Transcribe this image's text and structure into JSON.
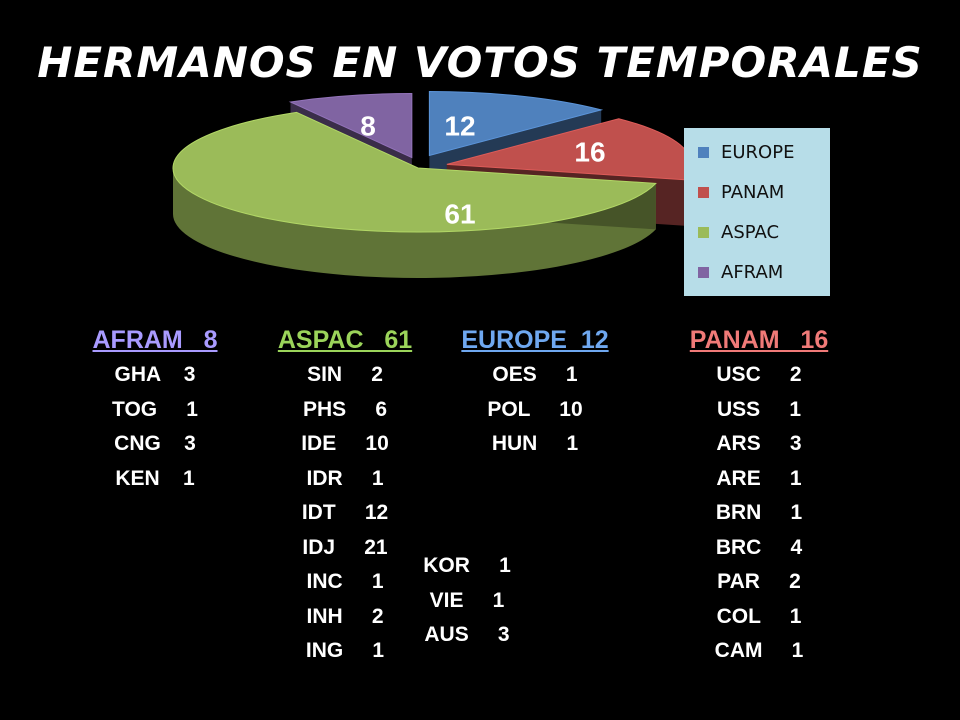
{
  "title": "HERMANOS EN VOTOS TEMPORALES",
  "chart_data": {
    "type": "pie",
    "title": "HERMANOS EN VOTOS TEMPORALES",
    "style": "3d-exploded",
    "categories": [
      "EUROPE",
      "PANAM",
      "ASPAC",
      "AFRAM"
    ],
    "values": [
      12,
      16,
      61,
      8
    ],
    "colors": [
      "#4f81bd",
      "#c0504d",
      "#9bbb59",
      "#8064a2"
    ],
    "data_labels": [
      "12",
      "16",
      "61",
      "8"
    ],
    "legend": {
      "position": "right",
      "entries": [
        "EUROPE",
        "PANAM",
        "ASPAC",
        "AFRAM"
      ]
    }
  },
  "columns": [
    {
      "key": "afram",
      "header": "AFRAM   8",
      "color": "#a99bff",
      "rows": [
        "GHA    3",
        "TOG     1",
        "CNG    3",
        "KEN    1"
      ]
    },
    {
      "key": "aspac",
      "header": "ASPAC   61",
      "color": "#9bd45a",
      "rows": [
        "SIN     2",
        "PHS     6",
        "IDE     10",
        "IDR     1",
        "IDT     12",
        "IDJ     21",
        "INC     1",
        "INH     2",
        "ING     1"
      ]
    },
    {
      "key": "europe",
      "header": "EUROPE  12",
      "color": "#6fa8f0",
      "rows": [
        "OES     1",
        "POL     10",
        "HUN     1"
      ]
    },
    {
      "key": "europe_extra",
      "header": "",
      "color": "#ffffff",
      "rows": [
        "KOR     1",
        "VIE     1",
        "AUS     3"
      ]
    },
    {
      "key": "panam",
      "header": "PANAM   16",
      "color": "#f07a78",
      "rows": [
        "USC     2",
        "USS     1",
        "ARS     3",
        "ARE     1",
        "BRN     1",
        "BRC     4",
        "PAR     2",
        "COL     1",
        "CAM     1"
      ]
    }
  ]
}
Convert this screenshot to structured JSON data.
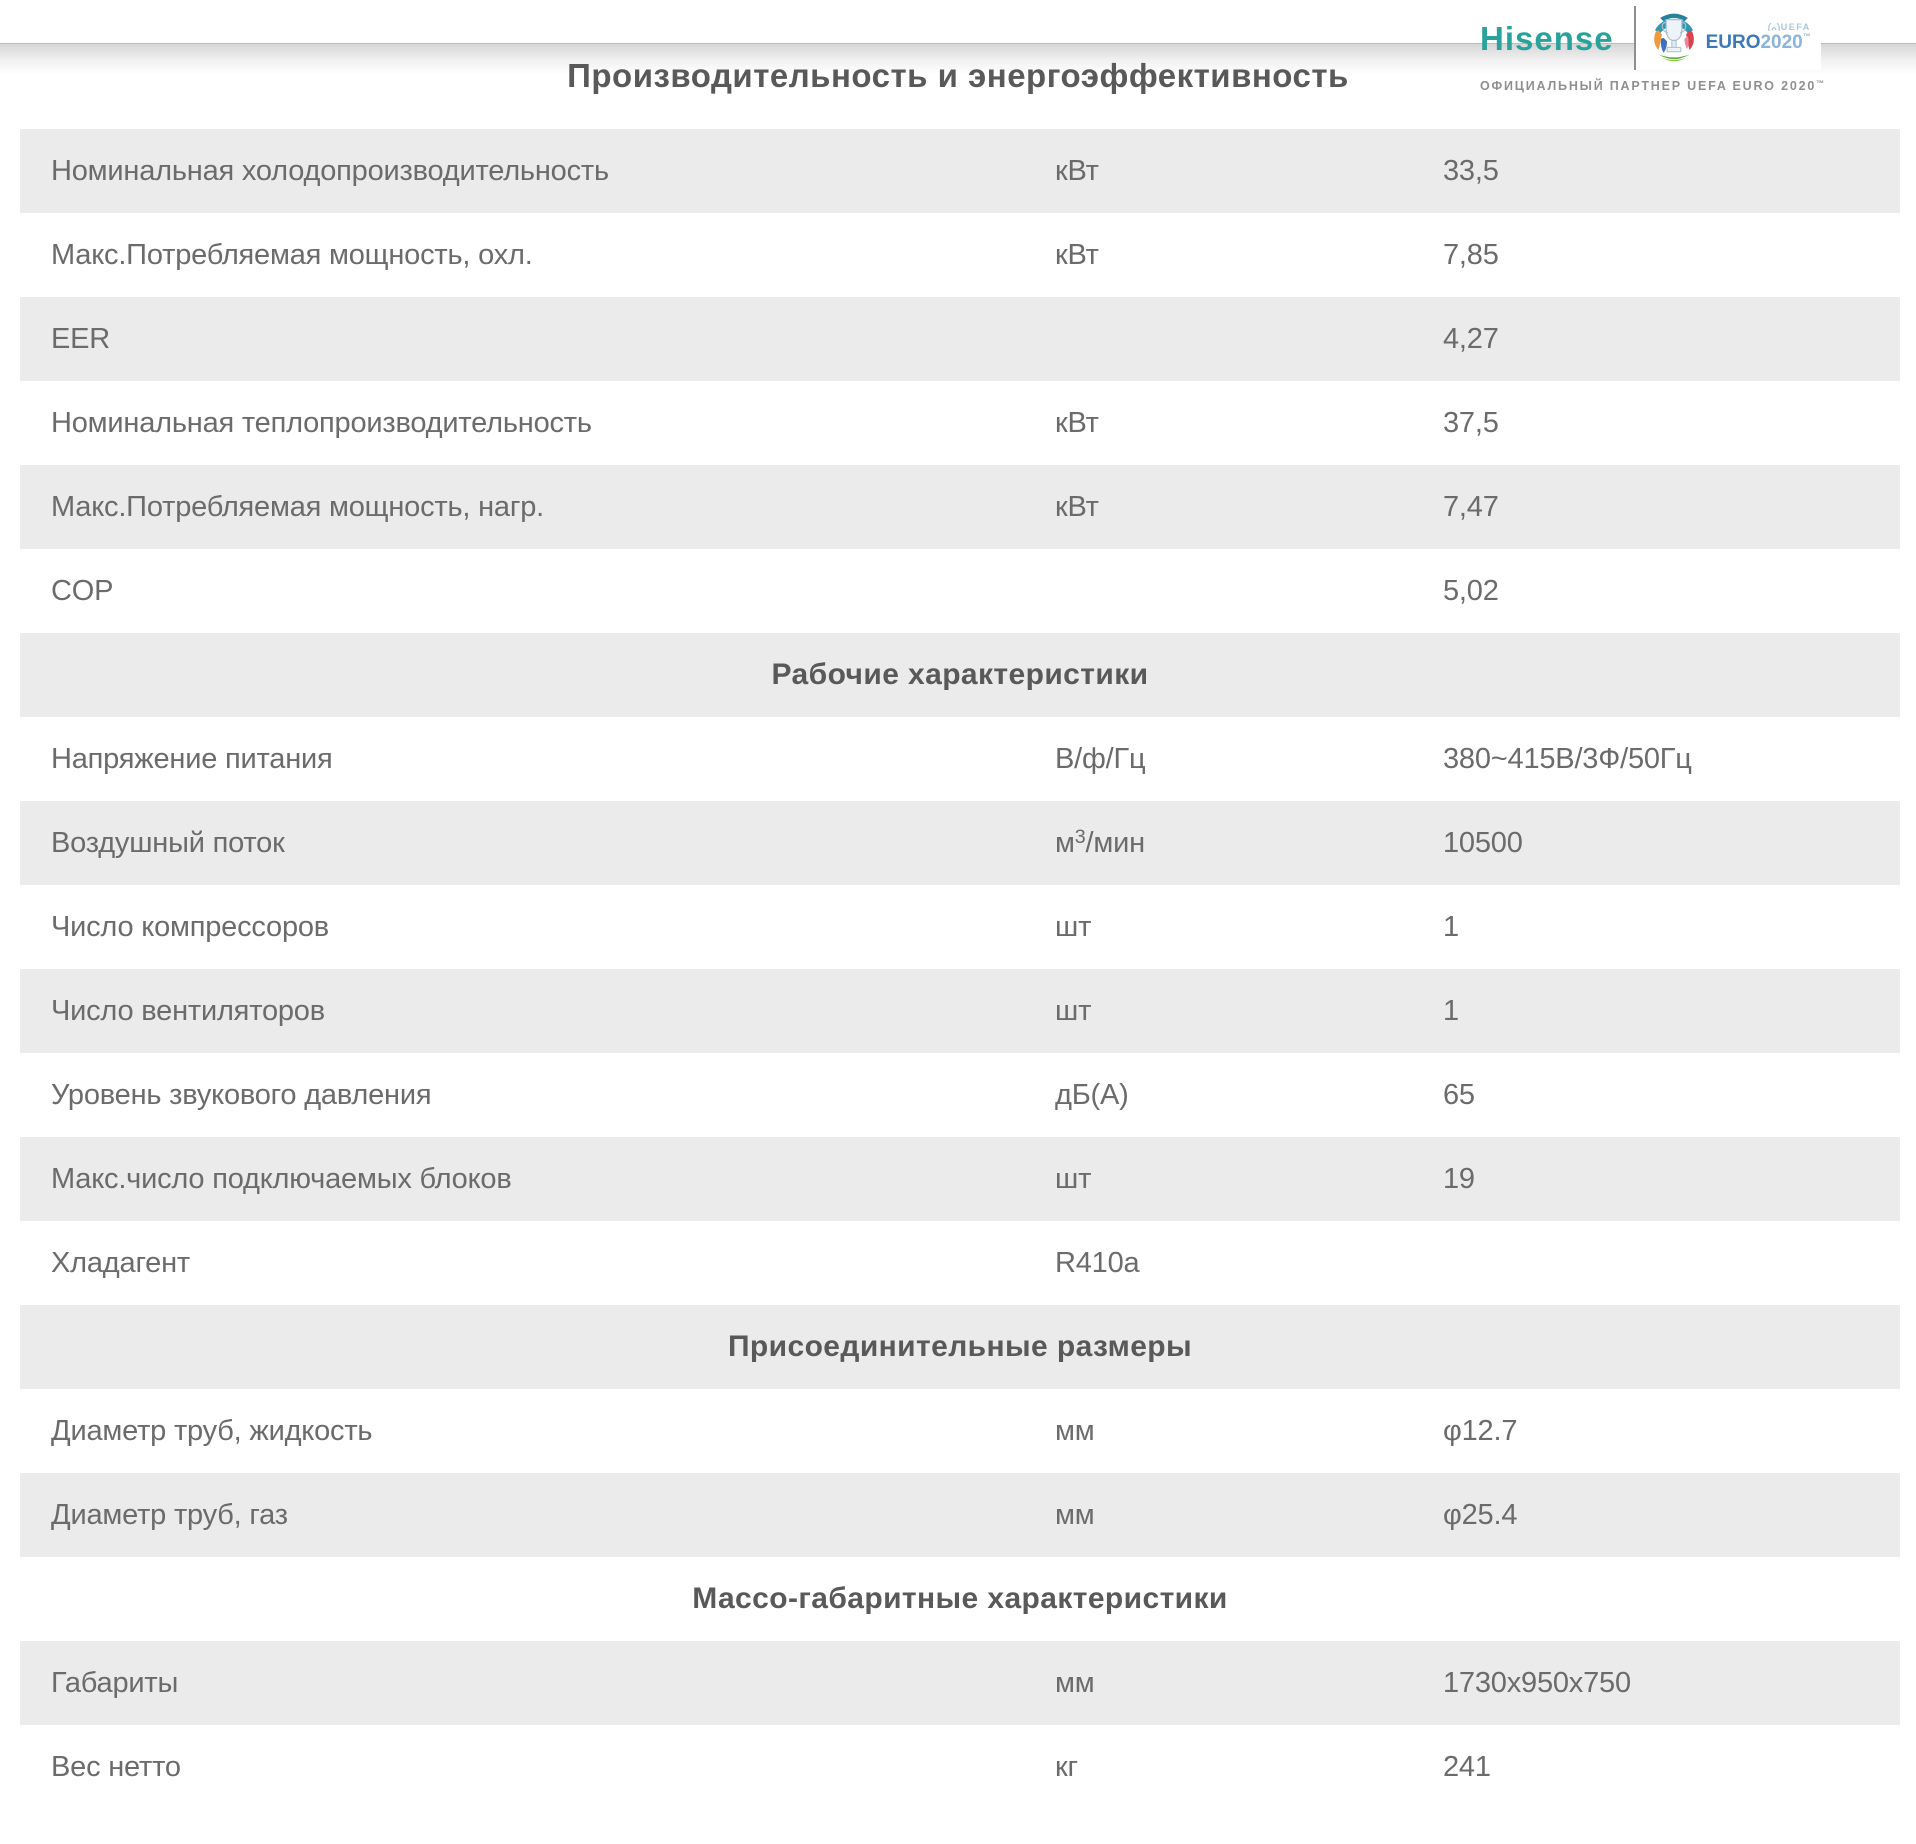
{
  "page": {
    "title": "Производительность и энергоэффективность"
  },
  "header": {
    "brand": "Hisense",
    "euro_logo": {
      "uefa_label": "UEFA",
      "euro_word": "EURO",
      "euro_year": "2020",
      "trademark": "™"
    },
    "partner_line": "ОФИЦИАЛЬНЫЙ ПАРТНЕР UEFA EURO 2020",
    "partner_mark": "™"
  },
  "table": {
    "rows": [
      {
        "type": "data",
        "label": "Номинальная холодопроизводительность",
        "unit": "кВт",
        "value": "33,5"
      },
      {
        "type": "data",
        "label": "Макс.Потребляемая мощность, охл.",
        "unit": "кВт",
        "value": "7,85"
      },
      {
        "type": "data",
        "label": "EER",
        "unit": "",
        "value": "4,27"
      },
      {
        "type": "data",
        "label": "Номинальная теплопроизводительность",
        "unit": "кВт",
        "value": "37,5"
      },
      {
        "type": "data",
        "label": "Макс.Потребляемая мощность, нагр.",
        "unit": "кВт",
        "value": "7,47"
      },
      {
        "type": "data",
        "label": "COP",
        "unit": "",
        "value": "5,02"
      },
      {
        "type": "section",
        "label": "Рабочие характеристики"
      },
      {
        "type": "data",
        "label": "Напряжение питания",
        "unit": "В/ф/Гц",
        "value": "380~415В/3Ф/50Гц"
      },
      {
        "type": "data",
        "label": "Воздушный поток",
        "unit": "м³/мин",
        "value": "10500"
      },
      {
        "type": "data",
        "label": "Число компрессоров",
        "unit": "шт",
        "value": "1"
      },
      {
        "type": "data",
        "label": "Число вентиляторов",
        "unit": "шт",
        "value": "1"
      },
      {
        "type": "data",
        "label": "Уровень звукового давления",
        "unit": "дБ(А)",
        "value": "65"
      },
      {
        "type": "data",
        "label": "Макс.число подключаемых блоков",
        "unit": "шт",
        "value": "19"
      },
      {
        "type": "data",
        "label": "Хладагент",
        "unit": "R410a",
        "value": ""
      },
      {
        "type": "section",
        "label": "Присоединительные размеры"
      },
      {
        "type": "data",
        "label": "Диаметр труб, жидкость",
        "unit": "мм",
        "value": "φ12.7"
      },
      {
        "type": "data",
        "label": "Диаметр труб, газ",
        "unit": "мм",
        "value": "φ25.4"
      },
      {
        "type": "section",
        "label": "Массо-габаритные характеристики"
      },
      {
        "type": "data",
        "label": "Габариты",
        "unit": "мм",
        "value": "1730x950x750"
      },
      {
        "type": "data",
        "label": "Вес нетто",
        "unit": "кг",
        "value": "241"
      }
    ]
  },
  "colors": {
    "stripe": "#ebebeb",
    "text": "#6b6b6b",
    "title": "#595959",
    "brand_teal": "#2aa29c",
    "euro_blue": "#3a79b8",
    "euro_blue_light": "#8ab4d9",
    "partner_gray": "#8f8f8f"
  }
}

++++++++++

Filter the entries down to the lines with the word "title" in them.

  "title": "HERMANOS EN VOTOS TEMPORALES",
    "title": "HERMANOS EN VOTOS TEMPORALES",
    "title": "Производительность и энергоэффективность"
    "title": "#595959",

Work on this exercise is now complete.